Take every line from the listing below that contains "phone".
BEGIN Recorded information
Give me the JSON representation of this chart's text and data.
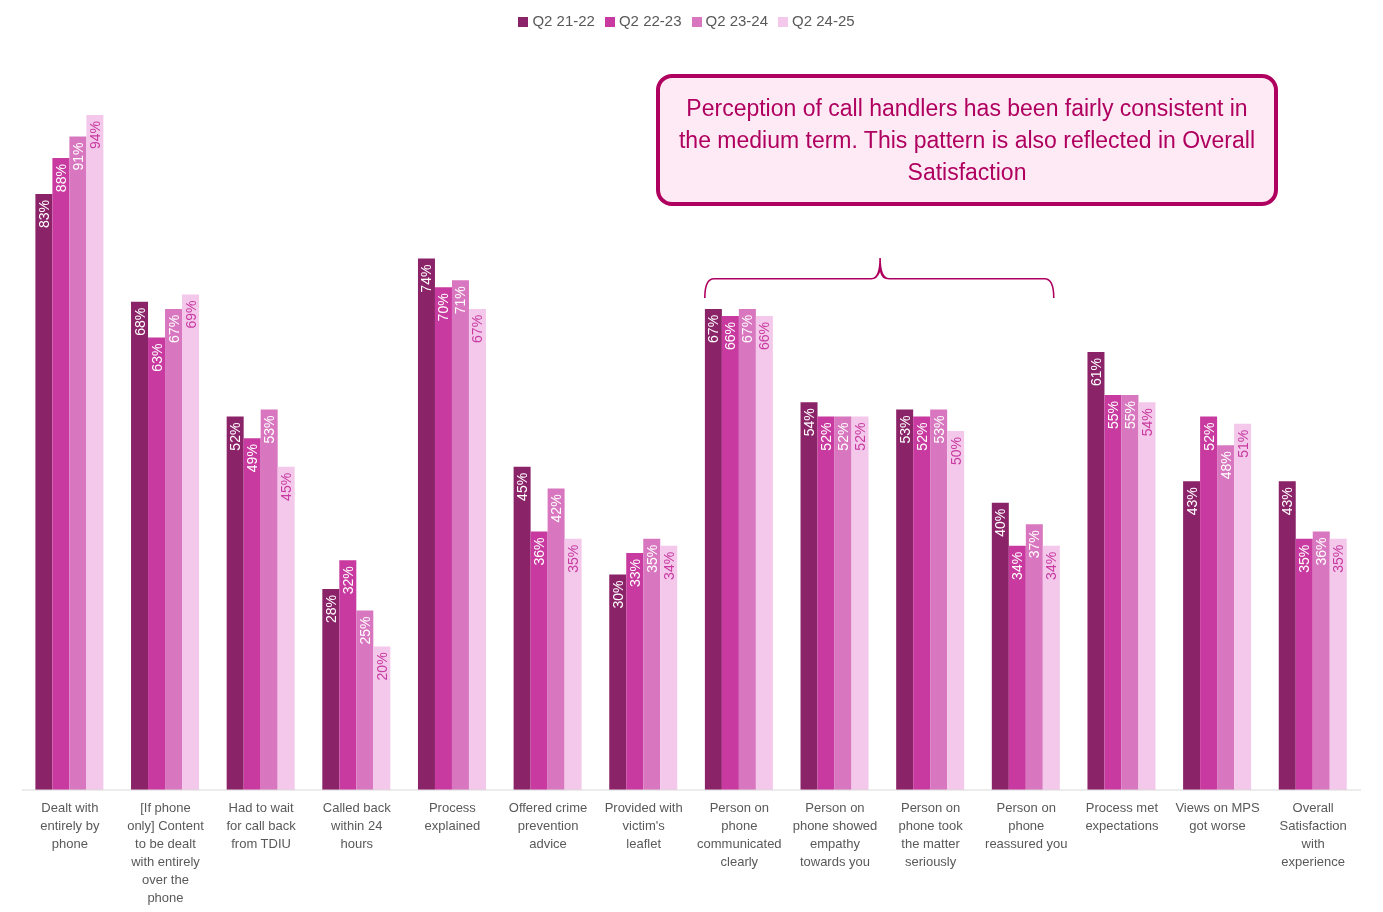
{
  "chart_data": {
    "type": "bar",
    "categories": [
      "Dealt with entirely by phone",
      "[If phone only] Content to be dealt with entirely over the phone",
      "Had to wait for call back from TDIU",
      "Called back within 24 hours",
      "Process explained",
      "Offered crime prevention advice",
      "Provided with victim's leaflet",
      "Person on phone communicated clearly",
      "Person on phone showed empathy towards you",
      "Person on phone took the matter seriously",
      "Person on phone reassured you",
      "Process met expectations",
      "Views on MPS got worse",
      "Overall Satisfaction with experience"
    ],
    "series": [
      {
        "name": "Q2 21-22",
        "color": "#8b2369",
        "values": [
          83,
          68,
          52,
          28,
          74,
          45,
          30,
          67,
          54,
          53,
          40,
          61,
          43,
          43
        ],
        "value_labels": [
          "83%",
          "68%",
          "52%",
          "28%",
          "74%",
          "45%",
          "30%",
          "67%",
          "54%",
          "53%",
          "40%",
          "61%",
          "43%",
          "43%"
        ]
      },
      {
        "name": "Q2 22-23",
        "color": "#c83aa0",
        "values": [
          88,
          63,
          49,
          32,
          70,
          36,
          33,
          66,
          52,
          52,
          34,
          55,
          52,
          35
        ],
        "value_labels": [
          "88%",
          "63%",
          "49%",
          "32%",
          "70%",
          "36%",
          "33%",
          "66%",
          "52%",
          "52%",
          "34%",
          "55%",
          "52%",
          "35%"
        ]
      },
      {
        "name": "Q2 23-24",
        "color": "#d877bf",
        "values": [
          91,
          67,
          53,
          25,
          71,
          42,
          35,
          67,
          52,
          53,
          37,
          55,
          48,
          36
        ],
        "value_labels": [
          "91%",
          "67%",
          "53%",
          "25%",
          "71%",
          "42%",
          "35%",
          "67%",
          "52%",
          "53%",
          "37%",
          "55%",
          "48%",
          "36%"
        ]
      },
      {
        "name": "Q2 24-25",
        "color": "#f4c8ea",
        "values": [
          94,
          69,
          45,
          20,
          67,
          35,
          34,
          66,
          52,
          50,
          34,
          54,
          51,
          35
        ],
        "value_labels": [
          "94%",
          "69%",
          "45%",
          "20%",
          "67%",
          "35%",
          "34%",
          "66%",
          "52%",
          "50%",
          "34%",
          "54%",
          "51%",
          "35%"
        ]
      }
    ],
    "annotations": [
      "Perception of call handlers has been fairly consistent in the medium term. This pattern is also reflected in Overall Satisfaction"
    ],
    "legend": "top",
    "grid": false
  }
}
END Recorded information
» Task answer
      "Dealt with entirely by phone",
      "[If phone only] Content to be dealt with entirely over the phone",
      "Person on phone communicated clearly",
      "Person on phone showed empathy towards you",
      "Person on phone took the matter seriously",
      "Person on phone reassured you",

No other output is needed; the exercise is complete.